▸ **TASK LIST**:
**1)** Quote from the TeX hyphenation note, beginning at the words "How to reduce" and stopping after "for hyphenation positions.".
**2)** In the TeX hyphenation note, what does setting \pretolerance=10000 do?

▸ **TEXT UNDER STUDY**:
•••
How to reduce the number of hyphenation?
Some time ago, I wanted to deactivate hyphenation completely (without switching to \raggedright
).
I found out that setting \pretolerance=10000
turns off the complete hyphenation mechanism: it tells TeX to not even look for hyphenation positions.
In addition, there is the parameter \hyphenpenalty
. For example, \hyphenpenalty=10000
will (probably) also suppress hyphenation.
Naturally, forbidding hyphenation might cause underfull/overfull lines. That's why I added \tolerance=2000 \emergencystretch=10pt
. The \tolerance
parameter controls how much white space TeX considers to be "acceptable"; and the \emergencystretch
configures TeX to use at most 10pt
of additional white space per line in order to avoid underfull/overfull lines.
My solution to suppress hyphenation completely was
\pretolerance=10000
\tolerance=2000
\emergencystretch=10pt
Now, I am aware that you expressed doubts on "tuning complicated parameters". But I encourage you to experiment with \pretolerance
and/or \hyphenpenalty
in combination with my suggestions for \tolerance
and \emergencystretch
.
The value 10000
is special in TeX, it means "disable this feature" - it is kind of "black or white". I would expect that any value between 0
and 10000
(exclusive) will "reduce" the number of hyphenations (i.e. a "grayshade").
According to my notes, I stumbled over the details on the mentioned parameters in Knuth, D.: Computers & Typesetting – The TEXbook. AddisonWesley, 1986 on page 96.
•••
▸ **DATA SUPPLIED**:

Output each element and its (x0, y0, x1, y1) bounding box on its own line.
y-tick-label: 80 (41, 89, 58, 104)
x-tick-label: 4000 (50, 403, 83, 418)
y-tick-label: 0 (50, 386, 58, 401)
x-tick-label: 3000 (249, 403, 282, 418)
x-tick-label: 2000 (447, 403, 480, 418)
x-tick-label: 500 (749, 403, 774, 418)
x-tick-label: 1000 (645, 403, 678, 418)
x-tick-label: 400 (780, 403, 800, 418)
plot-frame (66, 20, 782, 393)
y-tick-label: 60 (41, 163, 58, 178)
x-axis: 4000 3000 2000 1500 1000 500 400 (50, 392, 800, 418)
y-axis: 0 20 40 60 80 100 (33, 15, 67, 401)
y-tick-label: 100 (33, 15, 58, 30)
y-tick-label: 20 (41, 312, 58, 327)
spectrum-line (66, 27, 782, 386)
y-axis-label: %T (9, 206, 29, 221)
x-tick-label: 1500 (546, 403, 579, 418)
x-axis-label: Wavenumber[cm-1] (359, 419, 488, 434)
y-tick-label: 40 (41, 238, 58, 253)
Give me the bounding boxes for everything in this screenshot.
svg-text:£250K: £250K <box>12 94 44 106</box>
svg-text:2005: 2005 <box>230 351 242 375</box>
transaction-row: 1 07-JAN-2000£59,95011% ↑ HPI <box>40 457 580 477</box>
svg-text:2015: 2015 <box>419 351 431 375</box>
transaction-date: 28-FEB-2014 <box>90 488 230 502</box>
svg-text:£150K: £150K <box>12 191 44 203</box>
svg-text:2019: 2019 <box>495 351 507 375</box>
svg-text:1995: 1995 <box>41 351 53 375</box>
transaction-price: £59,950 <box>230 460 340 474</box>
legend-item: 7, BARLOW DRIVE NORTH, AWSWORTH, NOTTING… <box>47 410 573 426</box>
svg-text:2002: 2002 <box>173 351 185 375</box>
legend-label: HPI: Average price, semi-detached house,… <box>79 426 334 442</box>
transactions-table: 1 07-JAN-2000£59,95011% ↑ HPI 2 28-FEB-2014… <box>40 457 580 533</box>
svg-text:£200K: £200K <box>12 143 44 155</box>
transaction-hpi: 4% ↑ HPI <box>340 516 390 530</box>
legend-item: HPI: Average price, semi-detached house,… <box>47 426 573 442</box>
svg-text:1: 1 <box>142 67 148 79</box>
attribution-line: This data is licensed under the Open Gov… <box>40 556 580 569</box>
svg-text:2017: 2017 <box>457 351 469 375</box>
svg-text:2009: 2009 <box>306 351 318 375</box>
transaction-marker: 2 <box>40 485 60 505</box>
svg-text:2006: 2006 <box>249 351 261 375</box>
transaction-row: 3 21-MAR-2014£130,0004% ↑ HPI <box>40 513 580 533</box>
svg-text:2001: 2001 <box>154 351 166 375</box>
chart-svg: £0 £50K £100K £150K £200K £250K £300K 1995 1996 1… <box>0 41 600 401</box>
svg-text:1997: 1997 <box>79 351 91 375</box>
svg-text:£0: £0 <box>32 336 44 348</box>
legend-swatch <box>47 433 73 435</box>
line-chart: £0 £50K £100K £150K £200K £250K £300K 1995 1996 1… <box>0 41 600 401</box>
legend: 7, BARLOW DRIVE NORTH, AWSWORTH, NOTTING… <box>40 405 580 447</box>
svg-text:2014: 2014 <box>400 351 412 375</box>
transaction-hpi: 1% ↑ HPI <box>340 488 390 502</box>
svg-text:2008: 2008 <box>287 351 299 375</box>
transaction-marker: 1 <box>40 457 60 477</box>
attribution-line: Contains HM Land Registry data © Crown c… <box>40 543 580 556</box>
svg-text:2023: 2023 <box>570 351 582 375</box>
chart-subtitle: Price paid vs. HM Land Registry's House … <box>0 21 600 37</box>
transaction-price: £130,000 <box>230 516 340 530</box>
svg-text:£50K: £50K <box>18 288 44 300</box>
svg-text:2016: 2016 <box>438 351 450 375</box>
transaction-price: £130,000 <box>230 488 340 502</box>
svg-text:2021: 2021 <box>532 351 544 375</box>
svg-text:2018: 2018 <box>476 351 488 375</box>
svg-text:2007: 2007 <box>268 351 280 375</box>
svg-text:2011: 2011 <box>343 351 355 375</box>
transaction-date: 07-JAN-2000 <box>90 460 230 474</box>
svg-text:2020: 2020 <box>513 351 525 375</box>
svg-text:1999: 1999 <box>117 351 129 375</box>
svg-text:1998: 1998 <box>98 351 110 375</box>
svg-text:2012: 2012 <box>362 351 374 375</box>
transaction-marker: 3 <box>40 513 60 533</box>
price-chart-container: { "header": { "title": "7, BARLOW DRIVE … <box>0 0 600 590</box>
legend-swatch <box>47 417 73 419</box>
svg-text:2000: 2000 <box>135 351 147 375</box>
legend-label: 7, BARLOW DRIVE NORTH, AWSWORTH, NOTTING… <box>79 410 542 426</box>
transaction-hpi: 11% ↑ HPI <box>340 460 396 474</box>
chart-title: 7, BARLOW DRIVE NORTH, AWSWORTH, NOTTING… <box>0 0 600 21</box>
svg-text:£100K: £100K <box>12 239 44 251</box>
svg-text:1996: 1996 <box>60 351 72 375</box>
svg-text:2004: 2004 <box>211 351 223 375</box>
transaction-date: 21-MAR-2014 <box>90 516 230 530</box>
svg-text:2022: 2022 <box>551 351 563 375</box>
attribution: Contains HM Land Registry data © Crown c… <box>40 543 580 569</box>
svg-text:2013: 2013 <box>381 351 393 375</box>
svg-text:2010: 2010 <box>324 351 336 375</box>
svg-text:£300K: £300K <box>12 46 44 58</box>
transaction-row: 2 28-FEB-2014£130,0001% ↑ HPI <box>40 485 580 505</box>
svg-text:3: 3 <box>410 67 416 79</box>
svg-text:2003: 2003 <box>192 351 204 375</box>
•••
▸ **PROBLEM SOLUTIONS**:
**1)**
How to reduce the number of hyphenation?
Some time ago, I wanted to deactivate hyphenation completely (without switching to \raggedright
).
I found out that setting \pretolerance=10000
turns off the complete hyphenation mechanism: it tells TeX to not even look for hyphenation positions.

**2)** It turns off the complete hyphenation mechanism, so TeX does not even look for hyphenation positions.